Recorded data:

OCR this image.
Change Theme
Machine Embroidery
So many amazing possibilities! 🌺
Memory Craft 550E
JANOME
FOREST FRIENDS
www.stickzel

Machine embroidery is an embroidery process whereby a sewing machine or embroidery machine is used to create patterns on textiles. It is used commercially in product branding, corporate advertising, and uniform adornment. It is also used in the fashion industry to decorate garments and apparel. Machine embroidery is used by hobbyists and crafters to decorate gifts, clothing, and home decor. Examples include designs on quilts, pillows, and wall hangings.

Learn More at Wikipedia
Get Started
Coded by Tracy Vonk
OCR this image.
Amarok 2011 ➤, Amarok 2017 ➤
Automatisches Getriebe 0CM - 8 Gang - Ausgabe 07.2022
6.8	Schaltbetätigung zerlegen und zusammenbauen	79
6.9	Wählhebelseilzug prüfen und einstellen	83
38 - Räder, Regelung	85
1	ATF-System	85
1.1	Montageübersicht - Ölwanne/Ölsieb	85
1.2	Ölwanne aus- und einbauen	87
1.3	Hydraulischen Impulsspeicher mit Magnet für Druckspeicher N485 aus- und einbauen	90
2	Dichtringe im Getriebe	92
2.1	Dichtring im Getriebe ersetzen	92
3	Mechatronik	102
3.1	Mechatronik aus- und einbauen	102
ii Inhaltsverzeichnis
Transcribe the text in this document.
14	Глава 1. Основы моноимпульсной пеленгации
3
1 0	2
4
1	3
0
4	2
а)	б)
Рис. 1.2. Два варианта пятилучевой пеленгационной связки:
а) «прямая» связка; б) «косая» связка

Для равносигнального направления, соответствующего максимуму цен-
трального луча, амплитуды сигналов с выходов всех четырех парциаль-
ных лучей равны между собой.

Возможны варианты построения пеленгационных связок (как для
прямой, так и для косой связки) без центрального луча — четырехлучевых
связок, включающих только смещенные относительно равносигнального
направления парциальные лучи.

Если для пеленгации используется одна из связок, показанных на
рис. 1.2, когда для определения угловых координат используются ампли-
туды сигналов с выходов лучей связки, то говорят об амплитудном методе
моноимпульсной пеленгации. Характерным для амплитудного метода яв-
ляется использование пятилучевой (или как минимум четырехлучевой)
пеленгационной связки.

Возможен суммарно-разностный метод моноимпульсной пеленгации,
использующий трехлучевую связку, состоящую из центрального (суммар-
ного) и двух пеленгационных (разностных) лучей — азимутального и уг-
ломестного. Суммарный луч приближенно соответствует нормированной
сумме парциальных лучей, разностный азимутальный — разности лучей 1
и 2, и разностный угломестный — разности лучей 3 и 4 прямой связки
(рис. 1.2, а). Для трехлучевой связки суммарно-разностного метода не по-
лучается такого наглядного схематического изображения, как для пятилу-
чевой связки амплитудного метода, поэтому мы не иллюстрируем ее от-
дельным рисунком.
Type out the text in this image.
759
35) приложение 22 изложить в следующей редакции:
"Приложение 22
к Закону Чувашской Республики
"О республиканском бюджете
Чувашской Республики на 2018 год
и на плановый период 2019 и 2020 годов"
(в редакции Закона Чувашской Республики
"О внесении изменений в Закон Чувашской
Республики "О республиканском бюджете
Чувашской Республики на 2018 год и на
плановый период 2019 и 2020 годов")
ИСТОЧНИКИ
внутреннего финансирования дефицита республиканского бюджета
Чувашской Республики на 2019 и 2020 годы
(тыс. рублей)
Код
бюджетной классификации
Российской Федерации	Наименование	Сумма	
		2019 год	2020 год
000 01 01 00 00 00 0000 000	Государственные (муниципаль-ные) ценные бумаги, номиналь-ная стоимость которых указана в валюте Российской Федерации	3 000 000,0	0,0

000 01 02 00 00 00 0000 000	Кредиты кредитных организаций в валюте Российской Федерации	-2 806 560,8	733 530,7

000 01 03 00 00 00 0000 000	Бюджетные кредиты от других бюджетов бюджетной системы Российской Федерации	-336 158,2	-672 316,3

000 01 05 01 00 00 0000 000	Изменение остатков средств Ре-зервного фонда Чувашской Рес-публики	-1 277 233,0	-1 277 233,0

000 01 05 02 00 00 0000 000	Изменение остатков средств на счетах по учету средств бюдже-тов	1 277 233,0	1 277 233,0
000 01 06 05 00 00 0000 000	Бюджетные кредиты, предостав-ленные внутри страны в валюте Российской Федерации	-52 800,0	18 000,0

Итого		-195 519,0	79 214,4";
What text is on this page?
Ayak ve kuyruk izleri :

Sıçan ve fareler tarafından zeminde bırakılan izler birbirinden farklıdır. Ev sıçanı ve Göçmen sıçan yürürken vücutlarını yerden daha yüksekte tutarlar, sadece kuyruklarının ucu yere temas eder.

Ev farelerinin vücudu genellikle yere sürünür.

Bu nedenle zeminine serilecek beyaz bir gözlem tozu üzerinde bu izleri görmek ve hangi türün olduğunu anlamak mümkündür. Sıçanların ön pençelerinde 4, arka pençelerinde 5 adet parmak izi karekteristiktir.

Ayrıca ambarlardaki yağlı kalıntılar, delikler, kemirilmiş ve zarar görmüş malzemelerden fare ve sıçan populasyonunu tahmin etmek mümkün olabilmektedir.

» Given exercise
Copy every line above that includes the string "пеленгационных".

» Solution
Возможны варианты построения пеленгационных связок (как для
ного) и двух пеленгационных (разностных) лучей — азимутального и уг-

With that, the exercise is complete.